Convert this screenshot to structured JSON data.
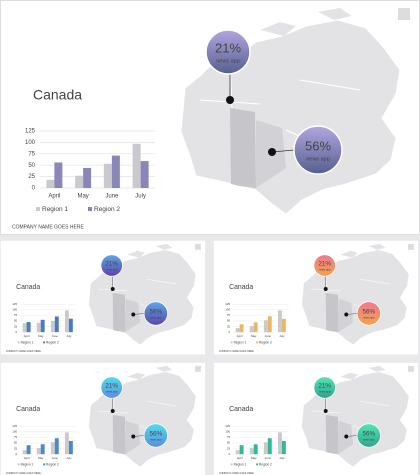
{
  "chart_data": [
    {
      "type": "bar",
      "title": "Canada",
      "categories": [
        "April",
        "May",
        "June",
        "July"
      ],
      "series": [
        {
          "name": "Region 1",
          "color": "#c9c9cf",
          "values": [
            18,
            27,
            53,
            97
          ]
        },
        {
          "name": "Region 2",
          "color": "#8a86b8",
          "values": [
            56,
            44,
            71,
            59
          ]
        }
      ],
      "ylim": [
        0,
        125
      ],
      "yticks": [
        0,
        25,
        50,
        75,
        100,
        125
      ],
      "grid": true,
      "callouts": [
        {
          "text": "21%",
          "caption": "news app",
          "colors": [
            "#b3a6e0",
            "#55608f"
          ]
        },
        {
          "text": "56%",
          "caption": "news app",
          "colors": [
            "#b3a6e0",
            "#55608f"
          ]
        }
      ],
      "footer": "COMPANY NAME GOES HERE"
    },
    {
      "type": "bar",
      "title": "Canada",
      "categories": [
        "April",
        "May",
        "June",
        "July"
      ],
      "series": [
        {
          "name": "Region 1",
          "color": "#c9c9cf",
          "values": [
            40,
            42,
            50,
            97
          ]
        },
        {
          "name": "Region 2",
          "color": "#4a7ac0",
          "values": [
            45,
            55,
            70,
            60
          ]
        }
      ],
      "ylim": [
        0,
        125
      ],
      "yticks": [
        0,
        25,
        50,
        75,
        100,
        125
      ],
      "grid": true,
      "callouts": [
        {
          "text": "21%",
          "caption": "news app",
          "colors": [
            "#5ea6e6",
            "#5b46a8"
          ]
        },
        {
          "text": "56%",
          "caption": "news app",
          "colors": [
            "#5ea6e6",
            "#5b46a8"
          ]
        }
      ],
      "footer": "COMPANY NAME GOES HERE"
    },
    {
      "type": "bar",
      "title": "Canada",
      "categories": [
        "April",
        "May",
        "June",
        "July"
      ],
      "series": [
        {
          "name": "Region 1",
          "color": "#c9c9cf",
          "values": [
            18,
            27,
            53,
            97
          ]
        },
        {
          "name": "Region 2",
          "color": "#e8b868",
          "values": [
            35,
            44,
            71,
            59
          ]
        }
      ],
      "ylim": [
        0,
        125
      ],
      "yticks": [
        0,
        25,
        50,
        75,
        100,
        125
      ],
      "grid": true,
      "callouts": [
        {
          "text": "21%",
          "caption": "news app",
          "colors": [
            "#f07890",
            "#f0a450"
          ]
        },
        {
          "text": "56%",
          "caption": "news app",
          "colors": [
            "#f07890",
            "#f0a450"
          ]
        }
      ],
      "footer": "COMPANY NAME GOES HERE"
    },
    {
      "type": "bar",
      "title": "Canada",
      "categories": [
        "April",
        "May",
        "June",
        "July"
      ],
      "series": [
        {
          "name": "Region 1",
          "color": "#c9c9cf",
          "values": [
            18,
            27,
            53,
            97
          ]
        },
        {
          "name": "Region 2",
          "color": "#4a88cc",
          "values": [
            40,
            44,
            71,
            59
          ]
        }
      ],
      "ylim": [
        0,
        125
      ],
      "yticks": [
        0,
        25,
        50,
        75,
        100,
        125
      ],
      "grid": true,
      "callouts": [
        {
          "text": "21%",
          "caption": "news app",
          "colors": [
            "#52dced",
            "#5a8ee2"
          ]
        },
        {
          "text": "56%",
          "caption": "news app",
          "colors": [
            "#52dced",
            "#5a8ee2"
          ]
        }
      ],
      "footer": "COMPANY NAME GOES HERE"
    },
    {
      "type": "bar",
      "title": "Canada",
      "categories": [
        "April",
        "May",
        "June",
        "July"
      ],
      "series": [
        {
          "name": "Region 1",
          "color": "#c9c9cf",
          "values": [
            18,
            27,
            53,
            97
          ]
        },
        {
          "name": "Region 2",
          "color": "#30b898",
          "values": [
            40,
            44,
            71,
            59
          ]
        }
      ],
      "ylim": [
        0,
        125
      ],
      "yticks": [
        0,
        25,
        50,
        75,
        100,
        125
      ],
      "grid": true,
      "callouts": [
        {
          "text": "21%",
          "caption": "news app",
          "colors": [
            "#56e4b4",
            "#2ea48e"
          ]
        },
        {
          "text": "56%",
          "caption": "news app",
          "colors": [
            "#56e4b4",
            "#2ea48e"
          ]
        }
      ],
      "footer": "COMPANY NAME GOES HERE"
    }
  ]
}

● **WHAT YOU ARE ASKED TO DO**:
Repeat the records above verbatim, with no pictures in the result.

● **SOLUTION FOR THIS TASK**:
Convert this screenshot to structured JSON data.
{
  "chart_data": [
    {
      "type": "bar",
      "title": "Canada",
      "categories": [
        "April",
        "May",
        "June",
        "July"
      ],
      "series": [
        {
          "name": "Region 1",
          "color": "#c9c9cf",
          "values": [
            18,
            27,
            53,
            97
          ]
        },
        {
          "name": "Region 2",
          "color": "#8a86b8",
          "values": [
            56,
            44,
            71,
            59
          ]
        }
      ],
      "ylim": [
        0,
        125
      ],
      "yticks": [
        0,
        25,
        50,
        75,
        100,
        125
      ],
      "grid": true,
      "callouts": [
        {
          "text": "21%",
          "caption": "news app",
          "colors": [
            "#b3a6e0",
            "#55608f"
          ]
        },
        {
          "text": "56%",
          "caption": "news app",
          "colors": [
            "#b3a6e0",
            "#55608f"
          ]
        }
      ],
      "footer": "COMPANY NAME GOES HERE"
    },
    {
      "type": "bar",
      "title": "Canada",
      "categories": [
        "April",
        "May",
        "June",
        "July"
      ],
      "series": [
        {
          "name": "Region 1",
          "color": "#c9c9cf",
          "values": [
            40,
            42,
            50,
            97
          ]
        },
        {
          "name": "Region 2",
          "color": "#4a7ac0",
          "values": [
            45,
            55,
            70,
            60
          ]
        }
      ],
      "ylim": [
        0,
        125
      ],
      "yticks": [
        0,
        25,
        50,
        75,
        100,
        125
      ],
      "grid": true,
      "callouts": [
        {
          "text": "21%",
          "caption": "news app",
          "colors": [
            "#5ea6e6",
            "#5b46a8"
          ]
        },
        {
          "text": "56%",
          "caption": "news app",
          "colors": [
            "#5ea6e6",
            "#5b46a8"
          ]
        }
      ],
      "footer": "COMPANY NAME GOES HERE"
    },
    {
      "type": "bar",
      "title": "Canada",
      "categories": [
        "April",
        "May",
        "June",
        "July"
      ],
      "series": [
        {
          "name": "Region 1",
          "color": "#c9c9cf",
          "values": [
            18,
            27,
            53,
            97
          ]
        },
        {
          "name": "Region 2",
          "color": "#e8b868",
          "values": [
            35,
            44,
            71,
            59
          ]
        }
      ],
      "ylim": [
        0,
        125
      ],
      "yticks": [
        0,
        25,
        50,
        75,
        100,
        125
      ],
      "grid": true,
      "callouts": [
        {
          "text": "21%",
          "caption": "news app",
          "colors": [
            "#f07890",
            "#f0a450"
          ]
        },
        {
          "text": "56%",
          "caption": "news app",
          "colors": [
            "#f07890",
            "#f0a450"
          ]
        }
      ],
      "footer": "COMPANY NAME GOES HERE"
    },
    {
      "type": "bar",
      "title": "Canada",
      "categories": [
        "April",
        "May",
        "June",
        "July"
      ],
      "series": [
        {
          "name": "Region 1",
          "color": "#c9c9cf",
          "values": [
            18,
            27,
            53,
            97
          ]
        },
        {
          "name": "Region 2",
          "color": "#4a88cc",
          "values": [
            40,
            44,
            71,
            59
          ]
        }
      ],
      "ylim": [
        0,
        125
      ],
      "yticks": [
        0,
        25,
        50,
        75,
        100,
        125
      ],
      "grid": true,
      "callouts": [
        {
          "text": "21%",
          "caption": "news app",
          "colors": [
            "#52dced",
            "#5a8ee2"
          ]
        },
        {
          "text": "56%",
          "caption": "news app",
          "colors": [
            "#52dced",
            "#5a8ee2"
          ]
        }
      ],
      "footer": "COMPANY NAME GOES HERE"
    },
    {
      "type": "bar",
      "title": "Canada",
      "categories": [
        "April",
        "May",
        "June",
        "July"
      ],
      "series": [
        {
          "name": "Region 1",
          "color": "#c9c9cf",
          "values": [
            18,
            27,
            53,
            97
          ]
        },
        {
          "name": "Region 2",
          "color": "#30b898",
          "values": [
            40,
            44,
            71,
            59
          ]
        }
      ],
      "ylim": [
        0,
        125
      ],
      "yticks": [
        0,
        25,
        50,
        75,
        100,
        125
      ],
      "grid": true,
      "callouts": [
        {
          "text": "21%",
          "caption": "news app",
          "colors": [
            "#56e4b4",
            "#2ea48e"
          ]
        },
        {
          "text": "56%",
          "caption": "news app",
          "colors": [
            "#56e4b4",
            "#2ea48e"
          ]
        }
      ],
      "footer": "COMPANY NAME GOES HERE"
    }
  ]
}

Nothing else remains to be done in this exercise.